From the listing below, pull out all lines with "Emprunt" in them.

╔══

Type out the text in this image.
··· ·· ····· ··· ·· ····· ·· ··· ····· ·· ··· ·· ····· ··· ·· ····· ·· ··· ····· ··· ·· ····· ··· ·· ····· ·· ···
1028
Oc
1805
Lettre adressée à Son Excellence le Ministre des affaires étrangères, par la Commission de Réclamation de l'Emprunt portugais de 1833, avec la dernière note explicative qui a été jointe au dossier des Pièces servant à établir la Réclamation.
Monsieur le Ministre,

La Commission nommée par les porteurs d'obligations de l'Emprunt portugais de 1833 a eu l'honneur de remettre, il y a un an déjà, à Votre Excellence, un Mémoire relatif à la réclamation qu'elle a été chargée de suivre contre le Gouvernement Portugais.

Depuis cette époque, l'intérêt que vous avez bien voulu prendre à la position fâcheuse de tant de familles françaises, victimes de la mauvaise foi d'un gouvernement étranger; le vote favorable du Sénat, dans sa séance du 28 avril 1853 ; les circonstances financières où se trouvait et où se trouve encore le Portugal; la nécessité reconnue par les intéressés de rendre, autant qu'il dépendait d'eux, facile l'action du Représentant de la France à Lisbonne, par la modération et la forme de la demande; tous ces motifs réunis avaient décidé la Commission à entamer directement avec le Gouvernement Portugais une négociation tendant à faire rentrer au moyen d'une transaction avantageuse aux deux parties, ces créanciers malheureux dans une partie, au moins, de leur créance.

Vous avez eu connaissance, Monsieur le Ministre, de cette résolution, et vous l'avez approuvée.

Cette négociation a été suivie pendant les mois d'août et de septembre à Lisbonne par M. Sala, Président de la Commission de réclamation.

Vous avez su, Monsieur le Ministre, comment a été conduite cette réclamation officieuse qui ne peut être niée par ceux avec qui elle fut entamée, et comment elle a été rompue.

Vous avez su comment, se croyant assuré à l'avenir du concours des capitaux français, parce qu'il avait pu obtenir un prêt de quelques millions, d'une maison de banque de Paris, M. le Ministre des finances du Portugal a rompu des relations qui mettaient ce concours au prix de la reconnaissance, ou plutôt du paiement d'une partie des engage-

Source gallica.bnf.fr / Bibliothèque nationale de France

╚══
╔══

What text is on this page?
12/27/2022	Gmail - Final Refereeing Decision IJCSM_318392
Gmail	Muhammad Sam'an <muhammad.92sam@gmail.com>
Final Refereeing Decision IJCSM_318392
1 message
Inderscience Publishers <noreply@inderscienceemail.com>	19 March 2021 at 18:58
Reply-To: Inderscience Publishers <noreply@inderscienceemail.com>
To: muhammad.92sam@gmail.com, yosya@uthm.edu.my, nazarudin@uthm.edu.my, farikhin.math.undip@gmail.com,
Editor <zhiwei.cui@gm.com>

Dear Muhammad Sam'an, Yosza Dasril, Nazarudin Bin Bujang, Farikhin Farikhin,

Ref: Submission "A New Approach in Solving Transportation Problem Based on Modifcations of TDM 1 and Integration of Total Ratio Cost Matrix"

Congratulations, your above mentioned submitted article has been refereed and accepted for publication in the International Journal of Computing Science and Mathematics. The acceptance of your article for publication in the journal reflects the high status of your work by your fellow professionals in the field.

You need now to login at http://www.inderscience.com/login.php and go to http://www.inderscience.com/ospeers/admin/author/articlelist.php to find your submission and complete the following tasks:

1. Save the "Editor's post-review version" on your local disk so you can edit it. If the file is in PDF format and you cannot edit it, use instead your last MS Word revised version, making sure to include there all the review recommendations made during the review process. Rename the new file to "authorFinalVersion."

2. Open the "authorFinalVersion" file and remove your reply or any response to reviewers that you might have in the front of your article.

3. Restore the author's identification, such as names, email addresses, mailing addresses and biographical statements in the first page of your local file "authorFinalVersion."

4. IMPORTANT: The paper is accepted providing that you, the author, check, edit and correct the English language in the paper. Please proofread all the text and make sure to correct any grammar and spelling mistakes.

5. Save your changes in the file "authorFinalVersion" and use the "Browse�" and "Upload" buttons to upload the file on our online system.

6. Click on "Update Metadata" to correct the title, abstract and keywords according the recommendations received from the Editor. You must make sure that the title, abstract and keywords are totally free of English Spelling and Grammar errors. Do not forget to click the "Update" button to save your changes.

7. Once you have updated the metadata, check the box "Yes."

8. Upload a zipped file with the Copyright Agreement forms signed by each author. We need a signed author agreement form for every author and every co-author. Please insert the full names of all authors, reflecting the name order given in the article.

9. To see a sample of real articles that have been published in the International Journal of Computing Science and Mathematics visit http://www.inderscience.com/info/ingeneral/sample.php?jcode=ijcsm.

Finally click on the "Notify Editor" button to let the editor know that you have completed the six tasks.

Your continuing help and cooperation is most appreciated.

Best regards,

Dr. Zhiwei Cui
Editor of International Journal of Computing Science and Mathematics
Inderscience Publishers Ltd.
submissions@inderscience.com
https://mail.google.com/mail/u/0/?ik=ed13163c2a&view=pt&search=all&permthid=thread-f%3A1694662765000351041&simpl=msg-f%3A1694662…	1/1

╚══

● Solution
Lettre adressée à Son Excellence le Ministre des affaires étrangères, par la Commission de Réclamation de l'Emprunt portugais de 1833, avec la dernière note explicative qui a été jointe au dossier des Pièces servant à établir la Réclamation.
La Commission nommée par les porteurs d'obligations de l'Emprunt portugais de 1833 a eu l'honneur de remettre, il y a un an déjà, à Votre Excellence, un Mémoire relatif à la réclamation qu'elle a été chargée de suivre contre le Gouvernement Portugais.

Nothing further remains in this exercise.